GIVEN REQUEST | Below are the records. List every line holding the word "Manila".

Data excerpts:

########

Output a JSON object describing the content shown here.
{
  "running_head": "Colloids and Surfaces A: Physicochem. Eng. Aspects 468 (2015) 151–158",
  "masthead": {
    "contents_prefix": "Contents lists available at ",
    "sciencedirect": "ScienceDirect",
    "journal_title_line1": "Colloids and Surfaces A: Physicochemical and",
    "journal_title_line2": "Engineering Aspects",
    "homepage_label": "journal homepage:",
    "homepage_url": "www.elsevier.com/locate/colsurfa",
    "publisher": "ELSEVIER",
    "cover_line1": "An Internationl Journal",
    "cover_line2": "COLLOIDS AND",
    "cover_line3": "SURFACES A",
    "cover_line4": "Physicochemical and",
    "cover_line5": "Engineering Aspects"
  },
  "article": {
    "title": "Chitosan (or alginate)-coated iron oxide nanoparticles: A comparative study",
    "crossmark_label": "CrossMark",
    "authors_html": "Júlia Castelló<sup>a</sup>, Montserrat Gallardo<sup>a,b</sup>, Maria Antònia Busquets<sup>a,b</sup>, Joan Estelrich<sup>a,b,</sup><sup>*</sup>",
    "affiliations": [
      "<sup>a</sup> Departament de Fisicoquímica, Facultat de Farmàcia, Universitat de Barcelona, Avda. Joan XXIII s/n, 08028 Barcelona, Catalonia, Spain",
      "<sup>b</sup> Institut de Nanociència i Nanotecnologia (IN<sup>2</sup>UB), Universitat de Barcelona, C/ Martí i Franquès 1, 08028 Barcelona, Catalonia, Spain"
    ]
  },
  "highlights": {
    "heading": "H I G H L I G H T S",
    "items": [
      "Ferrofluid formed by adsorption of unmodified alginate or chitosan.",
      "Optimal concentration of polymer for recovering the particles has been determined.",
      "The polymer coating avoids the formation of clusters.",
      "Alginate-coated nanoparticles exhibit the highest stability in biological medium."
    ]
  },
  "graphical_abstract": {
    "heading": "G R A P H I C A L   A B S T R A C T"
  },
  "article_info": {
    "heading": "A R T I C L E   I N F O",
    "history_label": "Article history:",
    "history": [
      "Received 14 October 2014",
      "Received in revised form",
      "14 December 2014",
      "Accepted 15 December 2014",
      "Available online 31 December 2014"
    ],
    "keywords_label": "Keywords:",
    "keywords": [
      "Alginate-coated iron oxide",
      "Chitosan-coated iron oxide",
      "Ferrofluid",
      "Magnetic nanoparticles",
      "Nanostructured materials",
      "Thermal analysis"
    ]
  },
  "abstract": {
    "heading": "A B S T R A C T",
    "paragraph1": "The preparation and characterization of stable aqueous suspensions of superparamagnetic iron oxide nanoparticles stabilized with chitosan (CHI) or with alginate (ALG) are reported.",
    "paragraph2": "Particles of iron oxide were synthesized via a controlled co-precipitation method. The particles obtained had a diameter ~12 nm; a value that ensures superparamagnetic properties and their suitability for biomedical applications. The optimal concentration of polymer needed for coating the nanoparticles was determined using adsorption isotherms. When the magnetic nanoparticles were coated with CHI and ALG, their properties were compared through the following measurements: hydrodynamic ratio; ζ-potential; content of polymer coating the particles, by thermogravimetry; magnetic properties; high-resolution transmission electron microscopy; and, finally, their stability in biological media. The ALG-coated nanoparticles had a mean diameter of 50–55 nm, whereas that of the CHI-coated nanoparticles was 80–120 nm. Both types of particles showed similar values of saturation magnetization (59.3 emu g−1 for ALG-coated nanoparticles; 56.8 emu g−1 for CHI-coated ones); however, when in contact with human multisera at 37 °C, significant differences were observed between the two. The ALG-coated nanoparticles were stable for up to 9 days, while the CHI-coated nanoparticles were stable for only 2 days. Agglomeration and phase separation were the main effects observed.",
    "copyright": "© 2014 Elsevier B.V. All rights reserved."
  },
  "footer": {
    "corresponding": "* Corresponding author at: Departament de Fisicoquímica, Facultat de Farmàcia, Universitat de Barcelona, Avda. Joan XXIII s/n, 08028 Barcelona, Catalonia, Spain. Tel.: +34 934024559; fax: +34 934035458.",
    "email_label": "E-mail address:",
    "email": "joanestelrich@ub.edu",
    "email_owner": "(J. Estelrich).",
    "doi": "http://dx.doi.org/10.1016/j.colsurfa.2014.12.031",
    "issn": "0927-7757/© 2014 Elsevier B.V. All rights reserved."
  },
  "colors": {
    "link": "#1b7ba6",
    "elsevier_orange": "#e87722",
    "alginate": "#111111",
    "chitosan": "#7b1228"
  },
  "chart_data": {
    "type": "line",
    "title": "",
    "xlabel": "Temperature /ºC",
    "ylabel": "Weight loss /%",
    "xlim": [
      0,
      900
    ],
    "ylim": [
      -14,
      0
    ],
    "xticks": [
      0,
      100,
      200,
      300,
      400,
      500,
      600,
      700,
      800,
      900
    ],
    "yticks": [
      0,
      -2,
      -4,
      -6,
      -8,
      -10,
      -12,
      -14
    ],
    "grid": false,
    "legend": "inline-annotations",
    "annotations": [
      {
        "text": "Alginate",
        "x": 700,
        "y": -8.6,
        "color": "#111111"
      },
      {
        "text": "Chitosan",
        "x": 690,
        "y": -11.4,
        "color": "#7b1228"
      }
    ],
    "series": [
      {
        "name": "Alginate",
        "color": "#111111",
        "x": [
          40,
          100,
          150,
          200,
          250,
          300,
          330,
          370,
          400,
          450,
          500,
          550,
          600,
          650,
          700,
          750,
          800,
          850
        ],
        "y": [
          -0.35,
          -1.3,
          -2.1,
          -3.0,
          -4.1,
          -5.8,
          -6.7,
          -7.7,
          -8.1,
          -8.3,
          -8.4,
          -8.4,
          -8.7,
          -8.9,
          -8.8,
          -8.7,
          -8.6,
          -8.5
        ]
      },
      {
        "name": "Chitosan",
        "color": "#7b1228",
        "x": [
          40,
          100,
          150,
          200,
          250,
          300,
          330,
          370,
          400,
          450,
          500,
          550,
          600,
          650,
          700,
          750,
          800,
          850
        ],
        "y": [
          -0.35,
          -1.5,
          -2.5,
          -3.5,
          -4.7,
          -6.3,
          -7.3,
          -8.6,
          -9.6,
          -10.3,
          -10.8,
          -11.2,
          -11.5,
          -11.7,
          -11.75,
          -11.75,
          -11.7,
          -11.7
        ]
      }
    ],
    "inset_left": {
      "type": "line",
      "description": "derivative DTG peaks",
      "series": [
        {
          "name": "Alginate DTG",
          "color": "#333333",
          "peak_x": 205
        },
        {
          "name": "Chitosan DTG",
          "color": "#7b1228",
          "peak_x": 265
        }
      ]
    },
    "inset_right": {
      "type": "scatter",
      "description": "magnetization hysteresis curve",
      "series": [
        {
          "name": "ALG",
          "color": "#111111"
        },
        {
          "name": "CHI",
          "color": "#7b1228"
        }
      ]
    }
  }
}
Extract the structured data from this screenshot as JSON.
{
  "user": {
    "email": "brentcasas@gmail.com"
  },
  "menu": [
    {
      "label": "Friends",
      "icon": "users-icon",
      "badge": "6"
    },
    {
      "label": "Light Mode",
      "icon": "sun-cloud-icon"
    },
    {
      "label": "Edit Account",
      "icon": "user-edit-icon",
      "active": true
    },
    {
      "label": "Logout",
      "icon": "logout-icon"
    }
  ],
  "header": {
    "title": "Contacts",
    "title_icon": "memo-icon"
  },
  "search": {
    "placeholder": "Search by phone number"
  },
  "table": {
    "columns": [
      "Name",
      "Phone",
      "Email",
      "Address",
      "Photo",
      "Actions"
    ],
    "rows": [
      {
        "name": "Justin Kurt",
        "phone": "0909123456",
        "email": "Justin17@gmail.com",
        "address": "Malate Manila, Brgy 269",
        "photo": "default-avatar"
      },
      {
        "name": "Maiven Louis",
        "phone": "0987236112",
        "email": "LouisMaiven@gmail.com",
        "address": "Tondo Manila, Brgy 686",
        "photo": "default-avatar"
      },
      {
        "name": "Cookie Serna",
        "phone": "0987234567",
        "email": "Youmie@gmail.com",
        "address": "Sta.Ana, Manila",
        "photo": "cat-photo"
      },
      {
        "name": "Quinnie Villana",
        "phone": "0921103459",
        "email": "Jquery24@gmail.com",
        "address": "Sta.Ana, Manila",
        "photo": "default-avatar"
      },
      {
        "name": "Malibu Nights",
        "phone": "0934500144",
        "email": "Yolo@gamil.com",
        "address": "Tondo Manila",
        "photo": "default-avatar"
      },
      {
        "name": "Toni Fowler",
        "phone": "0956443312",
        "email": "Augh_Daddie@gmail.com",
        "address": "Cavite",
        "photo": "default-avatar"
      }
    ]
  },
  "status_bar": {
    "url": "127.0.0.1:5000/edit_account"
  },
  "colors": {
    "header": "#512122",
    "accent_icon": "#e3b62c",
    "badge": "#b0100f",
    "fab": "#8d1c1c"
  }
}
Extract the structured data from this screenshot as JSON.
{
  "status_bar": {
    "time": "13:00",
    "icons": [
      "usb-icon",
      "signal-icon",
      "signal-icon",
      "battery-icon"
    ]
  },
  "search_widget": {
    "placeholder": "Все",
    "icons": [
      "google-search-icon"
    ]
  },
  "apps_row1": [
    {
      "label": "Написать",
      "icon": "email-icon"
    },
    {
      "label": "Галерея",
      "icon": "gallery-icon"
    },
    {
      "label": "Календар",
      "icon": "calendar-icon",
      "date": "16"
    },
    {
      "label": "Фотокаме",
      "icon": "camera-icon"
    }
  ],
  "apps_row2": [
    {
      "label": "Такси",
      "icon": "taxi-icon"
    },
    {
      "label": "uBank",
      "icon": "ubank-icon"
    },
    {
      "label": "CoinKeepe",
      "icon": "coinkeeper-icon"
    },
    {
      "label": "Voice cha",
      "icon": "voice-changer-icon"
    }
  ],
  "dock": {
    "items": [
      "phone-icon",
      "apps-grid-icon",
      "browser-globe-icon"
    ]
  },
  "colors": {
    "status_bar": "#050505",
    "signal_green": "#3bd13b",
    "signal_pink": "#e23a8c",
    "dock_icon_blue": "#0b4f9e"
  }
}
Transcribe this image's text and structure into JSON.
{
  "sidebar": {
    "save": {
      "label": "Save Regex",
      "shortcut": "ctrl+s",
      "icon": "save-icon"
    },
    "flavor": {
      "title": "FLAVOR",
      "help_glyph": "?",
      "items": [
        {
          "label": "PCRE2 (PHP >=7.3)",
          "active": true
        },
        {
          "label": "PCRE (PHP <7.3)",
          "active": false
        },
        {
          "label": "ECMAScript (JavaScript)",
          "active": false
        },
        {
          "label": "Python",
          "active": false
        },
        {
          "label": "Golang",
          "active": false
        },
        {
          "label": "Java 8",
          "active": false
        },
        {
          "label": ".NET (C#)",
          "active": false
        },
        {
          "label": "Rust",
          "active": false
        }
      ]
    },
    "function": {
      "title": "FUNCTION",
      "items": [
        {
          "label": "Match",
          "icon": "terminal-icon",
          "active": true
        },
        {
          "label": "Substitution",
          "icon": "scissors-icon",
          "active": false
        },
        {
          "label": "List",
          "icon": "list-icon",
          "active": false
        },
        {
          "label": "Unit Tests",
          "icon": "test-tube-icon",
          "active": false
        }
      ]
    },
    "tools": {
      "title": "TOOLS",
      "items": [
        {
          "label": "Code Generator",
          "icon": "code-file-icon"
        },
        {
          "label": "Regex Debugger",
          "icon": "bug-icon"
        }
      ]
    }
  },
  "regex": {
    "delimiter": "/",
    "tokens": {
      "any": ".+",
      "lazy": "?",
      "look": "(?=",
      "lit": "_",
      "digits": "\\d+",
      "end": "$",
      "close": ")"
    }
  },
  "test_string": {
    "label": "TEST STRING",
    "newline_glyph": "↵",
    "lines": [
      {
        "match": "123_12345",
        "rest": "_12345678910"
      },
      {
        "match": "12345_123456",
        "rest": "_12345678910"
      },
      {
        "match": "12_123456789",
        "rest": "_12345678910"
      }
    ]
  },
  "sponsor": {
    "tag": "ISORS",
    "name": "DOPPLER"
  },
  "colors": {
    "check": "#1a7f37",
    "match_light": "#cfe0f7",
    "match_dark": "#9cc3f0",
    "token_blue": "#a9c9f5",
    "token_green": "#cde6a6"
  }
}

########

EXERCISE OUTPUT |
        "address": "Malate Manila, Brgy 269",
        "address": "Tondo Manila, Brgy 686",
        "address": "Sta.Ana, Manila",
        "address": "Sta.Ana, Manila",
        "address": "Tondo Manila",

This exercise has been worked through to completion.